- [Given request]:
List each line of the data that holds the string "Extract", please.

---------- Input material ----------

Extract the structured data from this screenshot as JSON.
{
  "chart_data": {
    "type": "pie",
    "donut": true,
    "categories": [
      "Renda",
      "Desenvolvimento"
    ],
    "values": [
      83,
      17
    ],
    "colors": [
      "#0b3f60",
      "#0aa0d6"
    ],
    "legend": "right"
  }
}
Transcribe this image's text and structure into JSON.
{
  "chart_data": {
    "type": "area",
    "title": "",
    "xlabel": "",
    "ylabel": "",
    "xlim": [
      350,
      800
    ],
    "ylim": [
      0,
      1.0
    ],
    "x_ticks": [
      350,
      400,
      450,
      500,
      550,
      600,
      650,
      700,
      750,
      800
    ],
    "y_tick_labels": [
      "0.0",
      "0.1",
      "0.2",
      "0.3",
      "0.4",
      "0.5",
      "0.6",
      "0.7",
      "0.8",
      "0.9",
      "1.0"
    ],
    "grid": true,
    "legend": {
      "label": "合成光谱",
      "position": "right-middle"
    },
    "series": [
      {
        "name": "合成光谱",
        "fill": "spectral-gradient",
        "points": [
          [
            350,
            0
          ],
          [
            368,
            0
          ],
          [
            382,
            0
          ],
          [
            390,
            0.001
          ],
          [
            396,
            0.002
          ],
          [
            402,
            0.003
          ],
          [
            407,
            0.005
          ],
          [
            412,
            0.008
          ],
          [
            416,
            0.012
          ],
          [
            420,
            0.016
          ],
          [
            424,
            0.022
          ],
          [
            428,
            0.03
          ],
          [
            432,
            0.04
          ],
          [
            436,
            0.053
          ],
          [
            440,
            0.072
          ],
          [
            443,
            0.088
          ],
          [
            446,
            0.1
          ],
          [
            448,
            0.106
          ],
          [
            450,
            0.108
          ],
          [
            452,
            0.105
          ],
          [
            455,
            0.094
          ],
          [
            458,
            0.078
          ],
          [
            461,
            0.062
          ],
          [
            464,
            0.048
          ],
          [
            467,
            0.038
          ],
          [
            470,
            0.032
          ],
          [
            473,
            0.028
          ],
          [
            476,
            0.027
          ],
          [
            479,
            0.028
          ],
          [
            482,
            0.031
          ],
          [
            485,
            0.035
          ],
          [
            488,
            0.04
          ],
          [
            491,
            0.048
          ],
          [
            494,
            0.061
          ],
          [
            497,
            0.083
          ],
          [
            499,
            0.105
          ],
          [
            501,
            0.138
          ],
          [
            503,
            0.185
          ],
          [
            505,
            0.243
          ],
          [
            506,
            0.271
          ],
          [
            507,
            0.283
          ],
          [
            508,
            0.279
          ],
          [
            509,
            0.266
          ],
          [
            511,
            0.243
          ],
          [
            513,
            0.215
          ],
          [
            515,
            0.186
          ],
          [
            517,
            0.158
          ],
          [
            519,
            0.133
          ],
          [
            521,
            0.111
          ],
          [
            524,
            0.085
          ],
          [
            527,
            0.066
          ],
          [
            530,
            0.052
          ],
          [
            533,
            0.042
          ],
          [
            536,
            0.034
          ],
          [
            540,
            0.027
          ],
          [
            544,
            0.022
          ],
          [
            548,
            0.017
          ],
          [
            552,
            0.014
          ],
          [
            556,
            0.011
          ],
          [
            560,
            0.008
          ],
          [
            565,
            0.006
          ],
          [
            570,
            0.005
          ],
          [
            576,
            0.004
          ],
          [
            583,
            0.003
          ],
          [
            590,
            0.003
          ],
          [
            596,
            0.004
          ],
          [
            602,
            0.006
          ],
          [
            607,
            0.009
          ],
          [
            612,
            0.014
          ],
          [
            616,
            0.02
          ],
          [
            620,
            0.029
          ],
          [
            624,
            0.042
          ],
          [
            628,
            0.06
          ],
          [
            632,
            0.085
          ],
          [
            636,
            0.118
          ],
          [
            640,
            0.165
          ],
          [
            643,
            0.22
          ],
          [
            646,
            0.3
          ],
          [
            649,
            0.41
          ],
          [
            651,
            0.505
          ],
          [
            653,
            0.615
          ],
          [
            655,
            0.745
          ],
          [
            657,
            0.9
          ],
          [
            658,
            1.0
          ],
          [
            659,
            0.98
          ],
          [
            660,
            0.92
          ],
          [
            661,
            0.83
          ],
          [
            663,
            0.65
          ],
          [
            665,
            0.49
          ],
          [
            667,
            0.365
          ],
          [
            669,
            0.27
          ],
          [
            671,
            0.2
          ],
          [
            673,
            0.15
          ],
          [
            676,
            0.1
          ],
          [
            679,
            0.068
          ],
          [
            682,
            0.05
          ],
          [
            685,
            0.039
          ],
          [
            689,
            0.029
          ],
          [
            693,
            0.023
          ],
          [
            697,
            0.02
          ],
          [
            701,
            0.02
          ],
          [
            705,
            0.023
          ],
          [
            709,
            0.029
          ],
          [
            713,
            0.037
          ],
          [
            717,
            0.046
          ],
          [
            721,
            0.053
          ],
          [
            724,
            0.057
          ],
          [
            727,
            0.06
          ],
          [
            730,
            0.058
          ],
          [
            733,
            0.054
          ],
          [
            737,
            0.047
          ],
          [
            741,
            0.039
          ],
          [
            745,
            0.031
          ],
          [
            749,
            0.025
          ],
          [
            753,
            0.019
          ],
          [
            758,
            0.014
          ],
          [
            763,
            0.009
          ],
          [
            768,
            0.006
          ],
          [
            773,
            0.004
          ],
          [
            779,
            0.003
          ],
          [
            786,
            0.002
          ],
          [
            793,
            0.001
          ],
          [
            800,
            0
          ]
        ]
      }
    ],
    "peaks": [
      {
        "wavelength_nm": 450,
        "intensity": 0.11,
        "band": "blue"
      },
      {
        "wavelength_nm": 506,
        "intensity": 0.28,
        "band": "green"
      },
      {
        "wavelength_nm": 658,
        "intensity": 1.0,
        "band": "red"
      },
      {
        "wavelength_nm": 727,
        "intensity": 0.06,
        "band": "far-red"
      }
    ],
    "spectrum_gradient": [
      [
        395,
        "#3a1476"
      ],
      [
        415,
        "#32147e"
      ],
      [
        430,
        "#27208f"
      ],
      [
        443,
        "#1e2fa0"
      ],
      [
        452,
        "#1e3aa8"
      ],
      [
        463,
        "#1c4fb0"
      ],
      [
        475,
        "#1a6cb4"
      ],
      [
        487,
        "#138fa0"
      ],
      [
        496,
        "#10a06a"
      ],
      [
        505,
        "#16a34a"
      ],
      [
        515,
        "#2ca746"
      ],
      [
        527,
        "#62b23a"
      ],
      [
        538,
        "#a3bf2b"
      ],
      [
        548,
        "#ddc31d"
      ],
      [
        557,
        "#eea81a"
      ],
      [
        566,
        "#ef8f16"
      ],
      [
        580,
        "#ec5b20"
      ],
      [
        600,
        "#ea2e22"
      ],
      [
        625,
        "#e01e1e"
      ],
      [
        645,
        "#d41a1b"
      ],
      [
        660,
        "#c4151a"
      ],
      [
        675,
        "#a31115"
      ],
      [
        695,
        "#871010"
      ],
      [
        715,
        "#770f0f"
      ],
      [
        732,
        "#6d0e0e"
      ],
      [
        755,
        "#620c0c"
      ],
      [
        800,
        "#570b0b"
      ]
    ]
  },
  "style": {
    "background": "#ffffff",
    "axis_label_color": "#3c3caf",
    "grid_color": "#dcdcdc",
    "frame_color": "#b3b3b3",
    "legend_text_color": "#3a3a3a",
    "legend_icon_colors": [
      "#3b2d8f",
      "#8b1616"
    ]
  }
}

----------
---------- Input material ----------

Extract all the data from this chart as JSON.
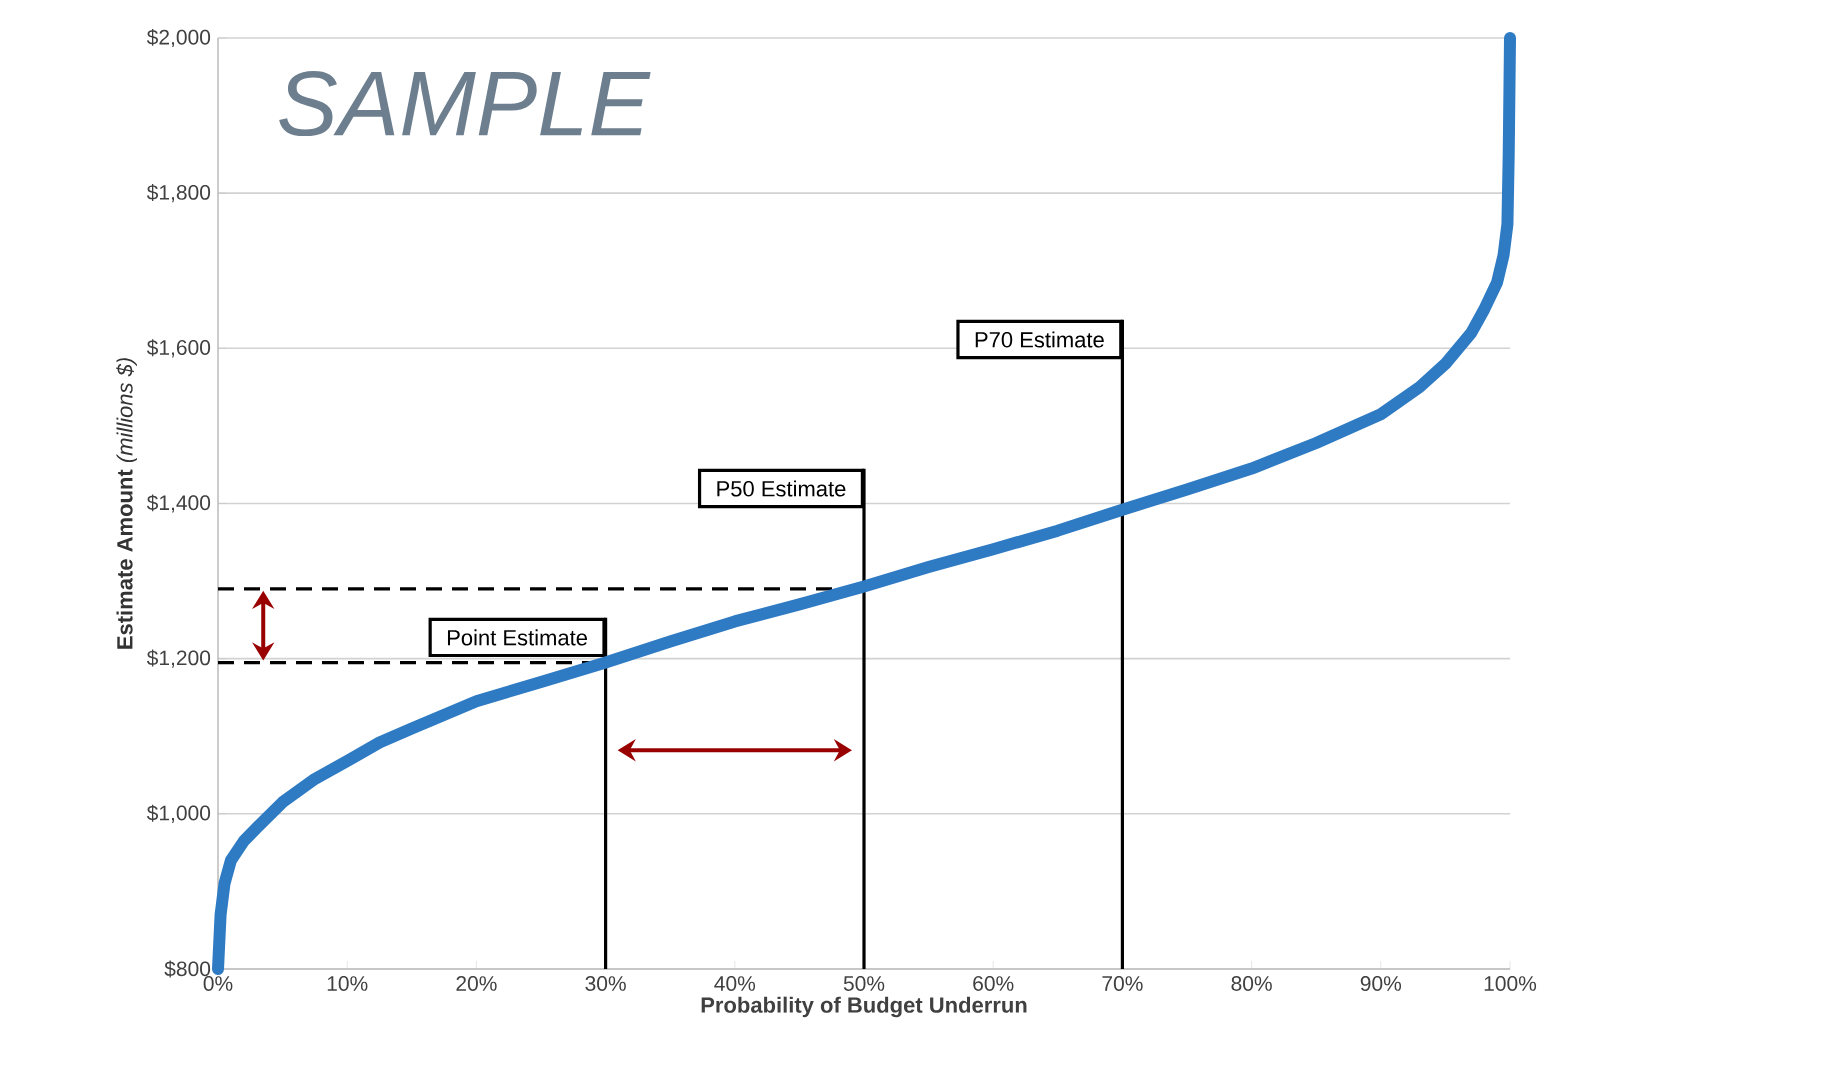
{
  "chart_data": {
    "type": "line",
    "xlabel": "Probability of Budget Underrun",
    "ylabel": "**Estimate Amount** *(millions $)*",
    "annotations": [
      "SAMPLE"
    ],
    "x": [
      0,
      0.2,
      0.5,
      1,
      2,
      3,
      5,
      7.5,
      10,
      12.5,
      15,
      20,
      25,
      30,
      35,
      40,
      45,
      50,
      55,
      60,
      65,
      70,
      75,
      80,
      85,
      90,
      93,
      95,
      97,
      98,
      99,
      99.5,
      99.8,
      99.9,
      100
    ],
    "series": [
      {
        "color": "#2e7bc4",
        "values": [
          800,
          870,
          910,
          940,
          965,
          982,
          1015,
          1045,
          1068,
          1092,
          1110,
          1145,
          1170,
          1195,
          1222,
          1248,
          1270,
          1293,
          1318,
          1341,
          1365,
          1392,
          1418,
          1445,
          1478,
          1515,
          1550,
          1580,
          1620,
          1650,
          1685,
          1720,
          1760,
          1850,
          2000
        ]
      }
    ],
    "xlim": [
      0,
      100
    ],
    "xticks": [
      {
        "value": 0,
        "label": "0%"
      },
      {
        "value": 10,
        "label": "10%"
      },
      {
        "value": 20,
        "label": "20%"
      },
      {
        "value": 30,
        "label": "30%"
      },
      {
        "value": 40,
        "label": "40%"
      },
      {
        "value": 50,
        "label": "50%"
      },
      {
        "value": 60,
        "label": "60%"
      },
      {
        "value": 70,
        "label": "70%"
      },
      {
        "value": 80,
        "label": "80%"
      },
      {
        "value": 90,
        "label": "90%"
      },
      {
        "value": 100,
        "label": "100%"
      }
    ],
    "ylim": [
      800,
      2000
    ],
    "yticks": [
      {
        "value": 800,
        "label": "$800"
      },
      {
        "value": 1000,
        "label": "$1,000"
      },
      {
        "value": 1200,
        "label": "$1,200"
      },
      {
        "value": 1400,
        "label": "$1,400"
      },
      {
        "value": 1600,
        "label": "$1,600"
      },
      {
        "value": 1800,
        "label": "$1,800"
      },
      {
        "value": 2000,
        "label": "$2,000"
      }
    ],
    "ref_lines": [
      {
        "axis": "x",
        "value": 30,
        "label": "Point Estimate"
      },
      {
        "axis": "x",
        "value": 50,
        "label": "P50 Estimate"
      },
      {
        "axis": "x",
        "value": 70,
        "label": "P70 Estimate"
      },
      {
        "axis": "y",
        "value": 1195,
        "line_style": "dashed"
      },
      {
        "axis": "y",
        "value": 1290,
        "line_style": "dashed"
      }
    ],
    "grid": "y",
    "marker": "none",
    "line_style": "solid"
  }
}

----------

- [Response]:
Extract the structured data from this screenshot as JSON.
Extract all the data from this chart as JSON.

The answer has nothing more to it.